Your instructions -> Write out verbatim the lines of the data that begin with the line containing "annotation: [S13] xyxy=(290,418,329,432)" and end with the line containing "Localize all elements.", both included.

Data provided ->
- - -

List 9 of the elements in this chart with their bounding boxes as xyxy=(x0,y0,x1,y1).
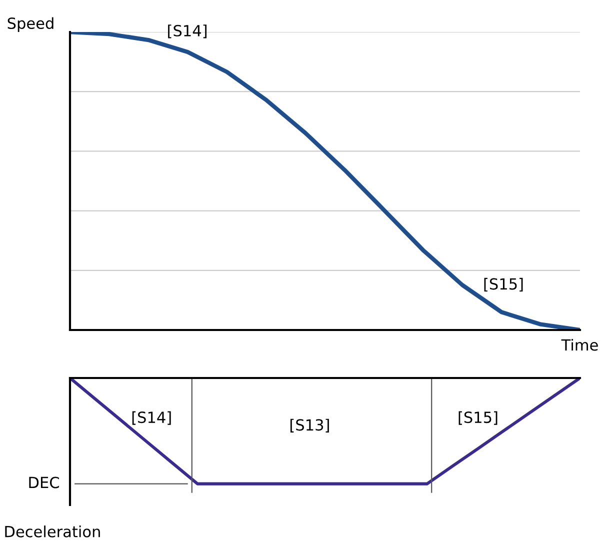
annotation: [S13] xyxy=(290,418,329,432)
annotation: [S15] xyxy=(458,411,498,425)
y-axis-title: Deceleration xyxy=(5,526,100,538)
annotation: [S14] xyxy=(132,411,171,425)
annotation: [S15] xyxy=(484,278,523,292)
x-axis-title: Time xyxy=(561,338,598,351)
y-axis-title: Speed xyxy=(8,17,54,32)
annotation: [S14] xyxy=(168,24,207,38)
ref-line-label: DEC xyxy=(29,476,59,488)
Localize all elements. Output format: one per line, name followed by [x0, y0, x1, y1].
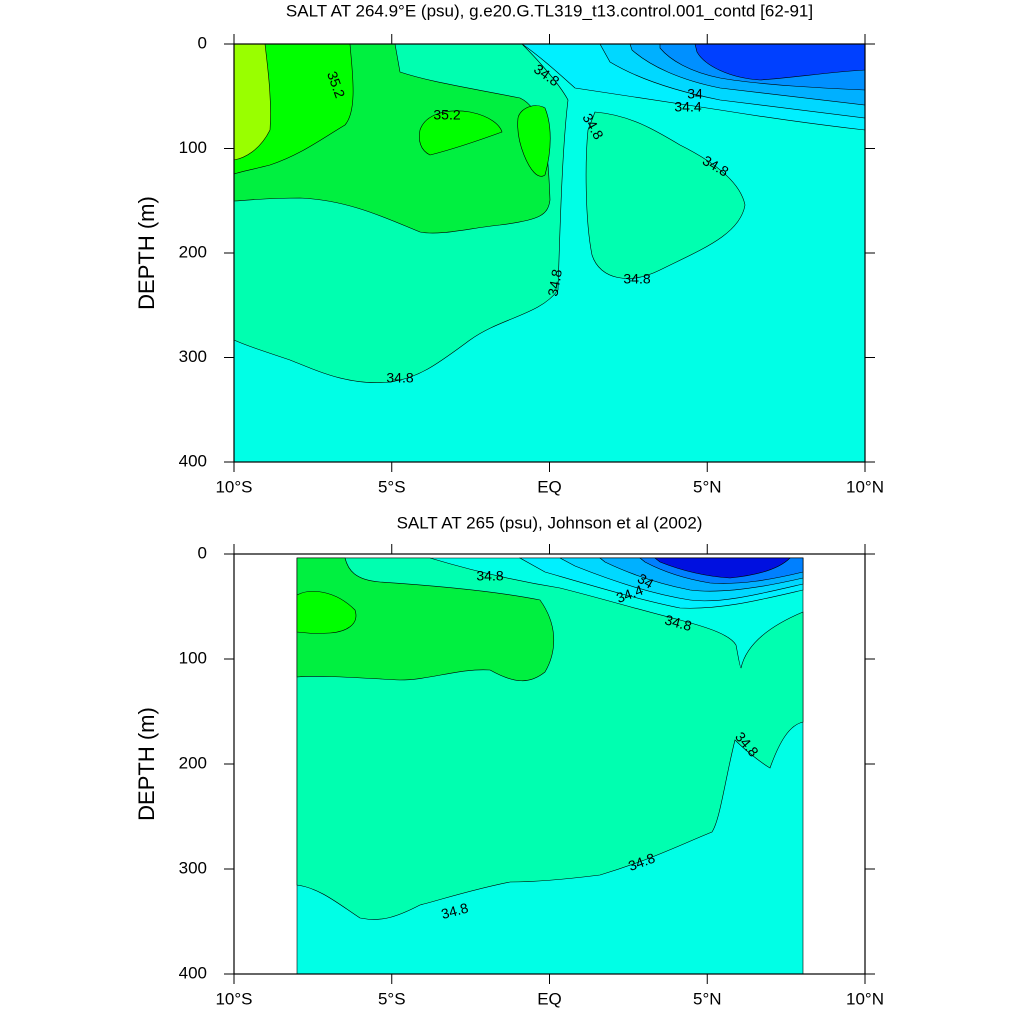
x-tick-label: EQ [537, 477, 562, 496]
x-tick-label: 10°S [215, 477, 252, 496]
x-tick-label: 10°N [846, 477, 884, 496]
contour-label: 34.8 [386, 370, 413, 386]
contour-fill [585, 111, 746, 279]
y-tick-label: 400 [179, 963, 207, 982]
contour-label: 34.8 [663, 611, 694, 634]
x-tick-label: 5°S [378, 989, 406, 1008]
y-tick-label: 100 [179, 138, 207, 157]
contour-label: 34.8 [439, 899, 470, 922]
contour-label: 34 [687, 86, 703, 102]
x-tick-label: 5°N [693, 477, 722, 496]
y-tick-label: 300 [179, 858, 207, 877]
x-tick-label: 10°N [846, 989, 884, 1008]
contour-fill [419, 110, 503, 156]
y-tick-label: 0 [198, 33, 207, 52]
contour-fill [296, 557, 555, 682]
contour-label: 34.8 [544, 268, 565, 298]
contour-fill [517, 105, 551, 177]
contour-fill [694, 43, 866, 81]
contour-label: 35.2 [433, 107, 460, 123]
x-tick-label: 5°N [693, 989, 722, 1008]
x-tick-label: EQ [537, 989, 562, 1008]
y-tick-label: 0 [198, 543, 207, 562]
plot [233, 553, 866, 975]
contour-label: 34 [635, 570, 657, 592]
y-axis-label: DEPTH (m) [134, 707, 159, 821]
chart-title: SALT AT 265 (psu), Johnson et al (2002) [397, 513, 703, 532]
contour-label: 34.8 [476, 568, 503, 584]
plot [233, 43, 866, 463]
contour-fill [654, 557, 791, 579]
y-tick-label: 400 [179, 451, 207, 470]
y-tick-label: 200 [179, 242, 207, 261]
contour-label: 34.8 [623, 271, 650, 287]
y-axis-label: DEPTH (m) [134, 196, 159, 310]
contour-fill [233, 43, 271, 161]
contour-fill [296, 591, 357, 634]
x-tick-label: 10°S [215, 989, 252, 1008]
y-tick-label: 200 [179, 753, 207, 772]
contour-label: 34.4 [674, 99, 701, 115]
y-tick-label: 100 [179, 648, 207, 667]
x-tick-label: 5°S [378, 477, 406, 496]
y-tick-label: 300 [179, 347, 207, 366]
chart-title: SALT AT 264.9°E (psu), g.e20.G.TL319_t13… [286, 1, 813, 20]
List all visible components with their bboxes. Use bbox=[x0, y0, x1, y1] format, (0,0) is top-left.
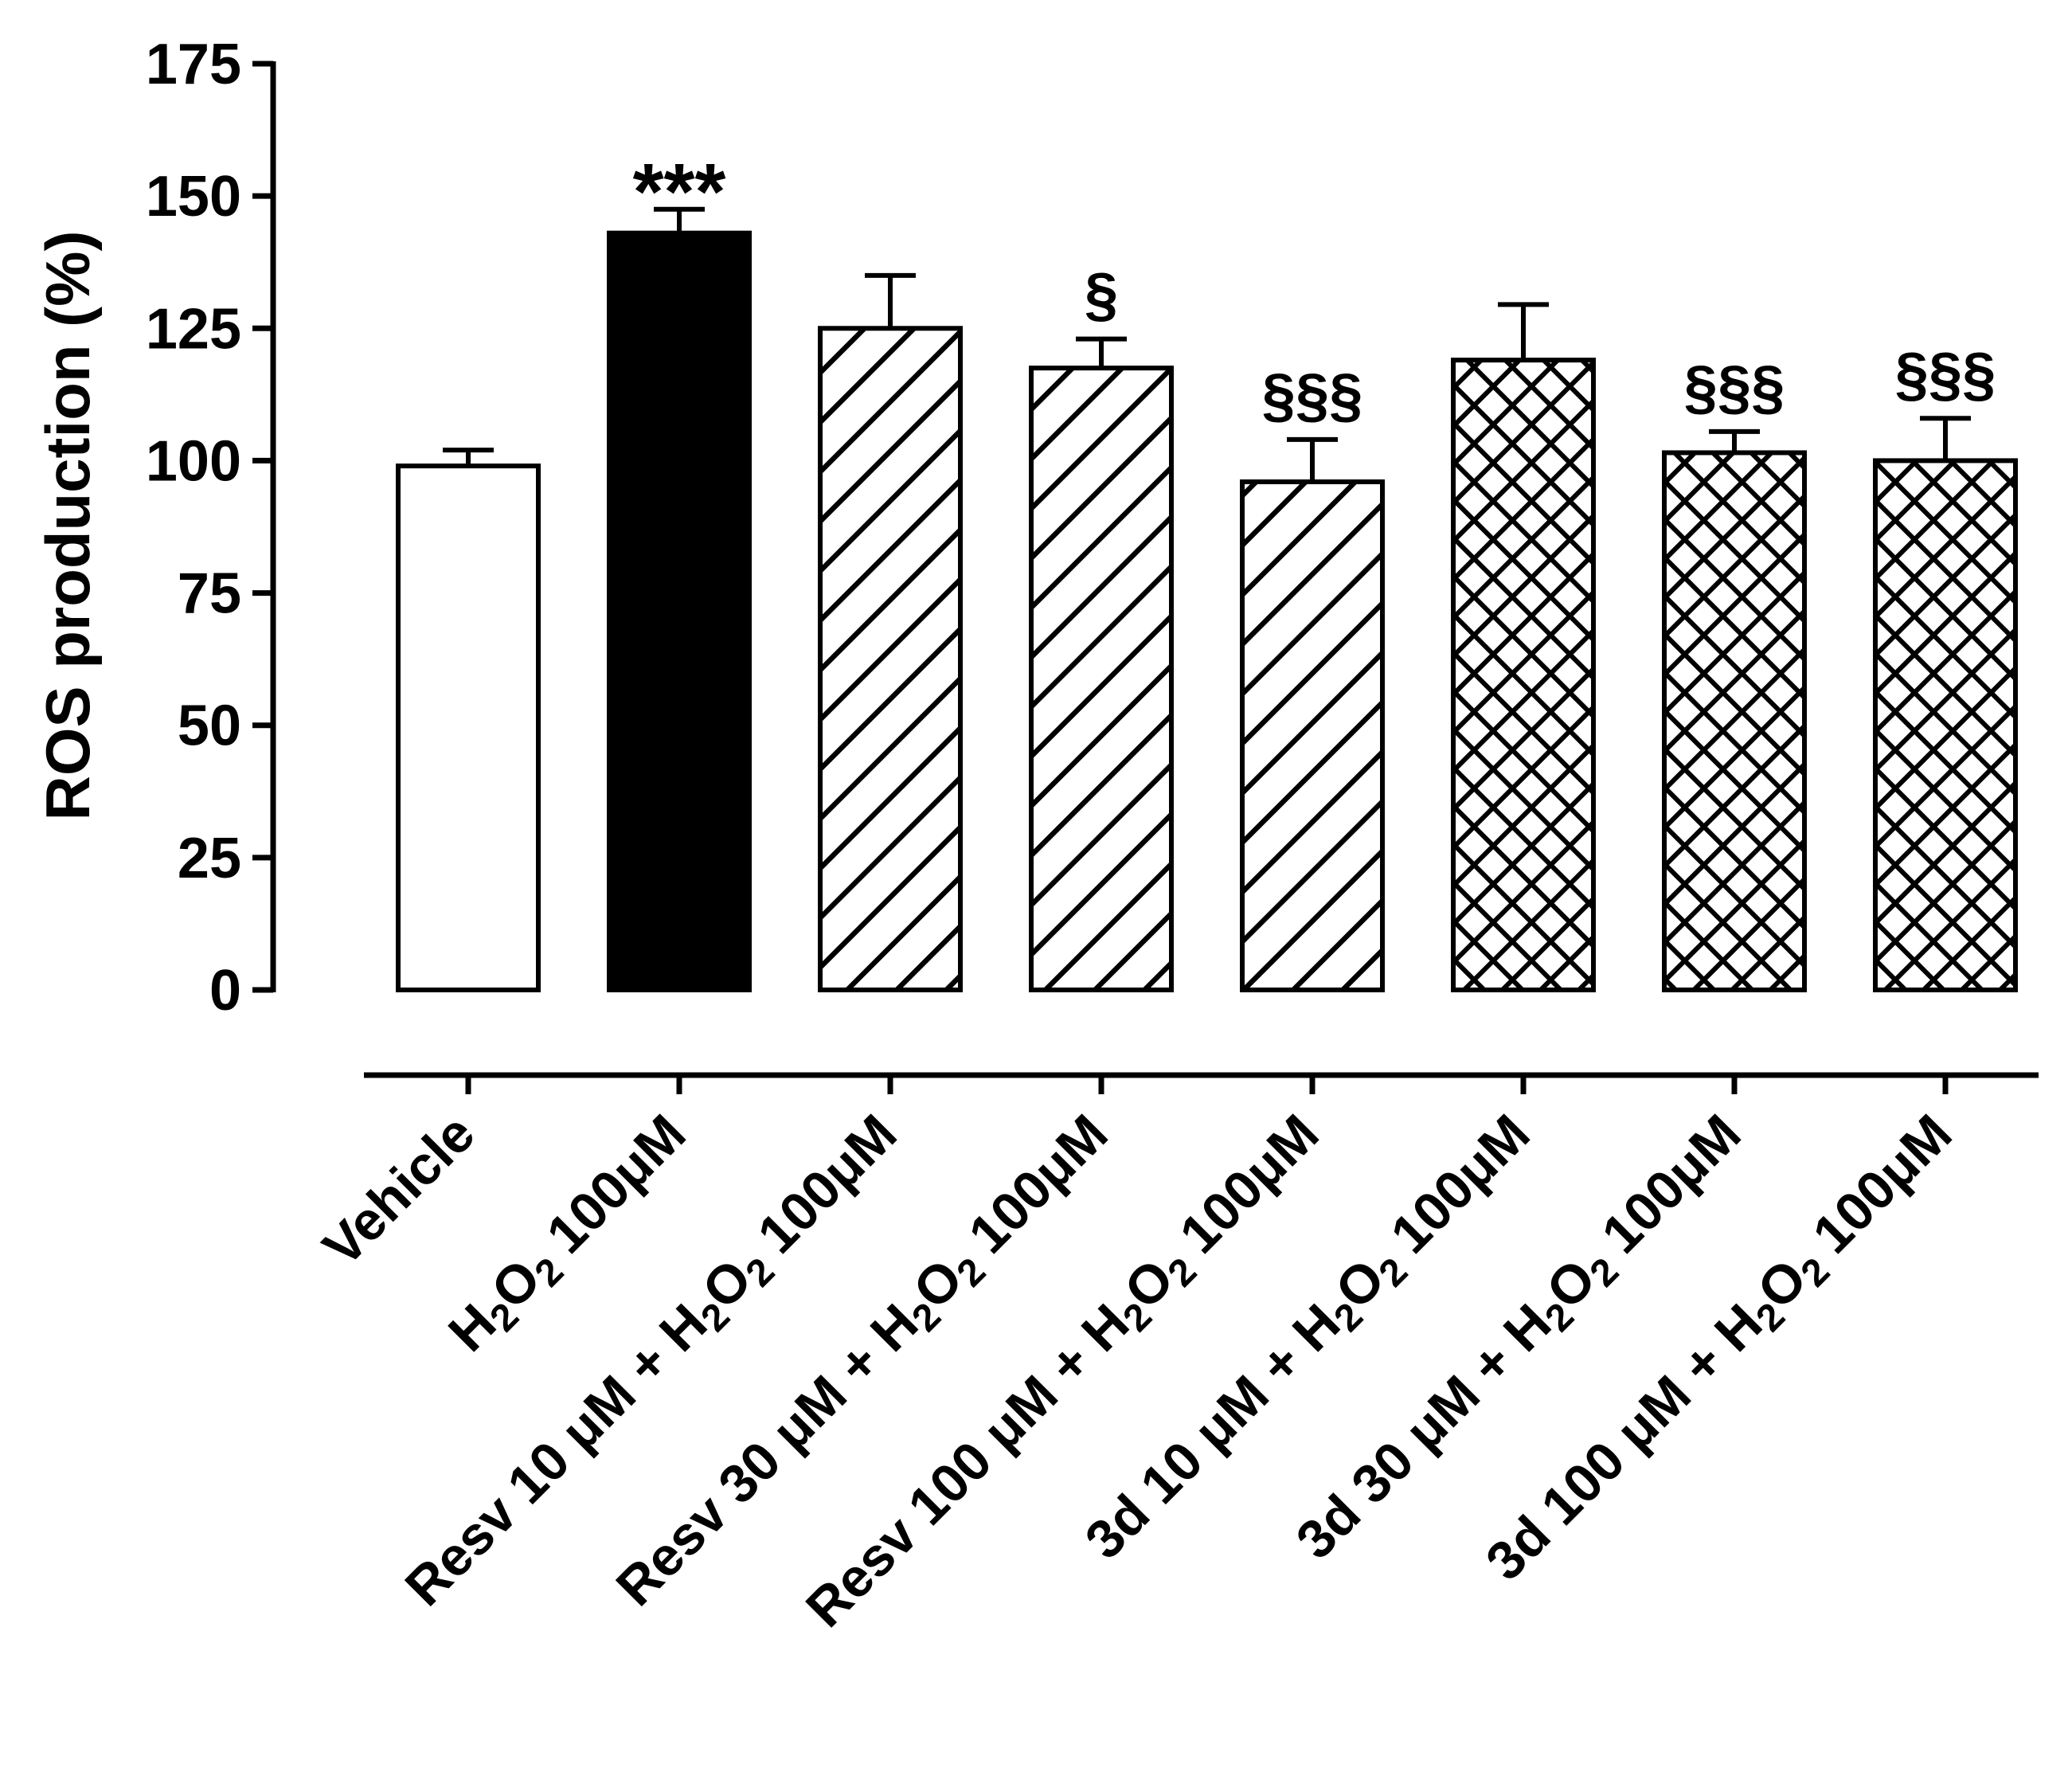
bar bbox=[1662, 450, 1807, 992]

- - -

Solved exercise ->
annotation: [S13] xyxy=(290,418,329,432)
annotation: [S15] xyxy=(458,411,498,425)
y-axis-title: Deceleration xyxy=(5,526,100,538)
annotation: [S14] xyxy=(132,411,171,425)
annotation: [S15] xyxy=(484,278,523,292)
x-axis-title: Time xyxy=(561,338,598,351)
y-axis-title: Speed xyxy=(8,17,54,32)
annotation: [S14] xyxy=(168,24,207,38)
ref-line-label: DEC xyxy=(29,476,59,488)
Localize all elements. Output format: one per line, name followed by [x0, y0, x1, y1].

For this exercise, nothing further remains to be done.